What comes first, the application or the database?

  • Comments posted to this topic are about the item What comes first, the application or the database?

  • I do not get the problem of coding from the ground up. I have been doing it that way for over a decade - see no problem with coding SQL DDL and DML and doing it by hand, wiring the database architecture into business objects and creating a UI. I have also witnessed what happens when there is a disconnect between the data architecture and business and UI architecture - you end up with a overly complicated system that is, for all intents and purposes, unmaintainable and unintelligible. There is no reason to thumb your nose at SQL - its a language just like C# or VB or Java. You are better off knowing your way around it than ignoring it.

  • 1. Heavily normalised data structure.

    2. Stored procedures implement the select, insert, update, delete statements on the database side and the ensilo'ed (!) business logic on the application side. Heresy, business logic on the database server, not the application server.

● Set exercise 1
In the stored items, from the first line up to and including the line with "425, 455, 439]", swap "bar-segment" for "bar-block" and leave everything else the same.
● Set exercise 2
Carry on the forum discussion about whether the application or the database comes first, starting right after its last sentence.
The stored items have nothing to do with the forum discussion above.

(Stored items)
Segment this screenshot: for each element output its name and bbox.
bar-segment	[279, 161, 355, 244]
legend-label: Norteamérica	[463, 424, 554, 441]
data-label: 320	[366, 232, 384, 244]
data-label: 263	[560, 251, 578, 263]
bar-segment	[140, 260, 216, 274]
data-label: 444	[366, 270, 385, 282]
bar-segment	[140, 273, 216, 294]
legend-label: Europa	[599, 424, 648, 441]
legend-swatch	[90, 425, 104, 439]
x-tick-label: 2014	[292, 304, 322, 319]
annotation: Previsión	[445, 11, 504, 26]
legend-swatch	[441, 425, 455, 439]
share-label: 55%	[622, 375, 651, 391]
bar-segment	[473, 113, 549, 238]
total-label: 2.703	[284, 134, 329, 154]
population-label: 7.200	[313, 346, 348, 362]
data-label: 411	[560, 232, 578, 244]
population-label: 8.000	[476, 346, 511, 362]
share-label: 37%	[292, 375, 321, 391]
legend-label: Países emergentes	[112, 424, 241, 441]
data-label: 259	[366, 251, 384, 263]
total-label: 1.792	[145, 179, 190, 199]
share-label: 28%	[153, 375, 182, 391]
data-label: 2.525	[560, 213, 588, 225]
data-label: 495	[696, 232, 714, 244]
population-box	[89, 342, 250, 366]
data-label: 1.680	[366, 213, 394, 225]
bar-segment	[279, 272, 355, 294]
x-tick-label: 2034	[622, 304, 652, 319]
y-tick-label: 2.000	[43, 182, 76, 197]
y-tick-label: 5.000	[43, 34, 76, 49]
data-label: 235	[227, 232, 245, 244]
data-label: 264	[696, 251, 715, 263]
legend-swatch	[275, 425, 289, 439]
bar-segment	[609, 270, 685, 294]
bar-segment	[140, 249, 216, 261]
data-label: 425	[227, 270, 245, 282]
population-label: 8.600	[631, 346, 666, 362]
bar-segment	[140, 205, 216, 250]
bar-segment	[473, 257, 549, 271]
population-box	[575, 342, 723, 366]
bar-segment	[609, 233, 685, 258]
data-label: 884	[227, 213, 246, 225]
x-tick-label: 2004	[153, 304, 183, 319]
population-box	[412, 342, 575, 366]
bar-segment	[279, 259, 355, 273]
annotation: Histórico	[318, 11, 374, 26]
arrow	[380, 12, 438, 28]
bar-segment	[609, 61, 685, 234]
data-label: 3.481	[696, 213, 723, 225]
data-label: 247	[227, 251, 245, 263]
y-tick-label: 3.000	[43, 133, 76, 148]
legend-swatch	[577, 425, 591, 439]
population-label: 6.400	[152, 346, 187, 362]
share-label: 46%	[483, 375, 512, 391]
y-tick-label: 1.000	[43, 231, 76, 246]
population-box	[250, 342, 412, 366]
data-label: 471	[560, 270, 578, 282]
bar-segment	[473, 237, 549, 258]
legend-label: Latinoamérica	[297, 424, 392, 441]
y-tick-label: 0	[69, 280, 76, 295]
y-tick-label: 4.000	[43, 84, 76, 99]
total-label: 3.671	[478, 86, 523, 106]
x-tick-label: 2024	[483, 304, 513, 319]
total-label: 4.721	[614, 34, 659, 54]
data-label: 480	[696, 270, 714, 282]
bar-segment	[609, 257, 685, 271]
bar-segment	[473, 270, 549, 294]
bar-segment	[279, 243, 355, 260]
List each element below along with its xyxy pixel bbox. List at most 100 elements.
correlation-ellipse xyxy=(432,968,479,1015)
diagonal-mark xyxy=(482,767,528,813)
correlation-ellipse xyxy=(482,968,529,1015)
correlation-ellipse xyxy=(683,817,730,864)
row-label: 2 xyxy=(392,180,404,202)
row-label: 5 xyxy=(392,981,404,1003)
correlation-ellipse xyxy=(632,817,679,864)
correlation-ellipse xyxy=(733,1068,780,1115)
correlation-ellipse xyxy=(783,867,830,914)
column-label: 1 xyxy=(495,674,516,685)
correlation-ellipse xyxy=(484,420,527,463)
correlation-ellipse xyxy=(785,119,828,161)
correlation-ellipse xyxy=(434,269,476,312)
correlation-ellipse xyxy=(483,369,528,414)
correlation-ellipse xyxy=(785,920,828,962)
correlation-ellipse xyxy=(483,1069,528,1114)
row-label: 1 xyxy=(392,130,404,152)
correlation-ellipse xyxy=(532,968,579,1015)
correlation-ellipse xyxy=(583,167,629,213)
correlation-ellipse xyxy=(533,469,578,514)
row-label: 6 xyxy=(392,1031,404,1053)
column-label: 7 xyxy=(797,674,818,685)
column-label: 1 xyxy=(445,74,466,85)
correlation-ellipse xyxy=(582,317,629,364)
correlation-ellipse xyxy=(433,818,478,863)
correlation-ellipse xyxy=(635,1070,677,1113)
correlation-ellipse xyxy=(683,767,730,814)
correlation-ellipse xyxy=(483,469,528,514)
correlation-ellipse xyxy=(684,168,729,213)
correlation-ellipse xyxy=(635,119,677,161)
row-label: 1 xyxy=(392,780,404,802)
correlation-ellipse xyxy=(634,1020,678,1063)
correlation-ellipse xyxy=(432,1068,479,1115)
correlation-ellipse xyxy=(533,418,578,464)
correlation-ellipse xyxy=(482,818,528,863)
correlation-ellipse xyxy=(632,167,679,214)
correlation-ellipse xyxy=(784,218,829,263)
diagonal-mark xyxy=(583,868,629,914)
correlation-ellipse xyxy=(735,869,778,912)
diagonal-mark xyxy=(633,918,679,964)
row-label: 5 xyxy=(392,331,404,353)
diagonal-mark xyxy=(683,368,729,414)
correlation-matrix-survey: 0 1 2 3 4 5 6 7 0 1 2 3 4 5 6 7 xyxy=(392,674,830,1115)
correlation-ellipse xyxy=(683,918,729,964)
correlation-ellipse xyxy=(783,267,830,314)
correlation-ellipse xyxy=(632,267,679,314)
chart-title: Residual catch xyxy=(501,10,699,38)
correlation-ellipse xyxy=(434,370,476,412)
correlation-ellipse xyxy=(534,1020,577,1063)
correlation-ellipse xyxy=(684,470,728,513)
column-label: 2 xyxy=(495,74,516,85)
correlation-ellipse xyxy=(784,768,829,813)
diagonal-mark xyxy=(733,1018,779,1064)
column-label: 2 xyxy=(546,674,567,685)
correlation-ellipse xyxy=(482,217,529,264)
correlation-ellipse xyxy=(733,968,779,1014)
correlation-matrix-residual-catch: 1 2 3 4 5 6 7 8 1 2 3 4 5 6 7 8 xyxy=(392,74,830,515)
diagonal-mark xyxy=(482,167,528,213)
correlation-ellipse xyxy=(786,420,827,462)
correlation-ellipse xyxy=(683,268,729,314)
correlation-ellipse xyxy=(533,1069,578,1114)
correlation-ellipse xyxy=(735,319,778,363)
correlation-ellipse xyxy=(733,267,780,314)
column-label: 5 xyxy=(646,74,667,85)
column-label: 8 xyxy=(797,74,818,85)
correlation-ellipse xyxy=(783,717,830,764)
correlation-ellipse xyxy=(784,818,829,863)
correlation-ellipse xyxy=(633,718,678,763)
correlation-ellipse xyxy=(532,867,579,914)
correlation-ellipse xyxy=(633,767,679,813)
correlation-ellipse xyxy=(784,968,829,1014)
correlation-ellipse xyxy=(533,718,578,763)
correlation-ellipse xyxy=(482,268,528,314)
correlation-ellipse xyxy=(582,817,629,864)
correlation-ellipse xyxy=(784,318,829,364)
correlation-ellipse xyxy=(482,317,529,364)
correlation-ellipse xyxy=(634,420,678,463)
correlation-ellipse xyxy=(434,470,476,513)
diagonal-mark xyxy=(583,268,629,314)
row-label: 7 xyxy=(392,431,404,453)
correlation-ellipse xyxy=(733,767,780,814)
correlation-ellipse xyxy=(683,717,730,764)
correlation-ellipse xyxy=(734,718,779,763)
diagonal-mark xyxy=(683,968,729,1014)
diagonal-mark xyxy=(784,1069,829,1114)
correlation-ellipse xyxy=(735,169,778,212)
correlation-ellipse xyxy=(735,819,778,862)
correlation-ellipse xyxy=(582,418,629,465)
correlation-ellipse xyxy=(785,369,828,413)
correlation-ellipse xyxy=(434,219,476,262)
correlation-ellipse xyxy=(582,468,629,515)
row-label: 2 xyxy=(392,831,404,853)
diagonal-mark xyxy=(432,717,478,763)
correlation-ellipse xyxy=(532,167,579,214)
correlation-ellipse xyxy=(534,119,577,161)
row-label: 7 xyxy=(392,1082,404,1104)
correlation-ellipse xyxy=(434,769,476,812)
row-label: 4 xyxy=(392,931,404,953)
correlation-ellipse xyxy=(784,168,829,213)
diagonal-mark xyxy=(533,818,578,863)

● Reply 1
Segment this screenshot: for each element output its name and bbox.
bar-block	[279, 161, 355, 244]
legend-label: Norteamérica	[463, 424, 554, 441]
data-label: 320	[366, 232, 384, 244]
data-label: 263	[560, 251, 578, 263]
bar-block	[140, 260, 216, 274]
data-label: 444	[366, 270, 385, 282]
bar-block	[140, 273, 216, 294]
legend-label: Europa	[599, 424, 648, 441]
legend-swatch	[90, 425, 104, 439]
x-tick-label: 2014	[292, 304, 322, 319]
annotation: Previsión	[445, 11, 504, 26]
legend-swatch	[441, 425, 455, 439]

● Reply 2
    3. Application implements the translation between the UI on the user side and business logic on the database side.

    Adavantages.

    DBA doesn't have to compromise the data structure for the analysts and programmers.

    Multiple silos sharing common aspects can have genuinely common data.

    Programmer doesn't have to compromise the business logic behind the UI for the DBA or the UI in front of the business logic for the analyst.

    Someone has to write seriously cool SP's.

    Disadvantages.

    Analyst has to appreciate the heretical concept of separating UI from business logic from data storage model.

    Bigger database servers, smaller application servers.

    Someone has to write seriously cool SP's.

    -----

    If you didn't see it here first, you're a dinosaur.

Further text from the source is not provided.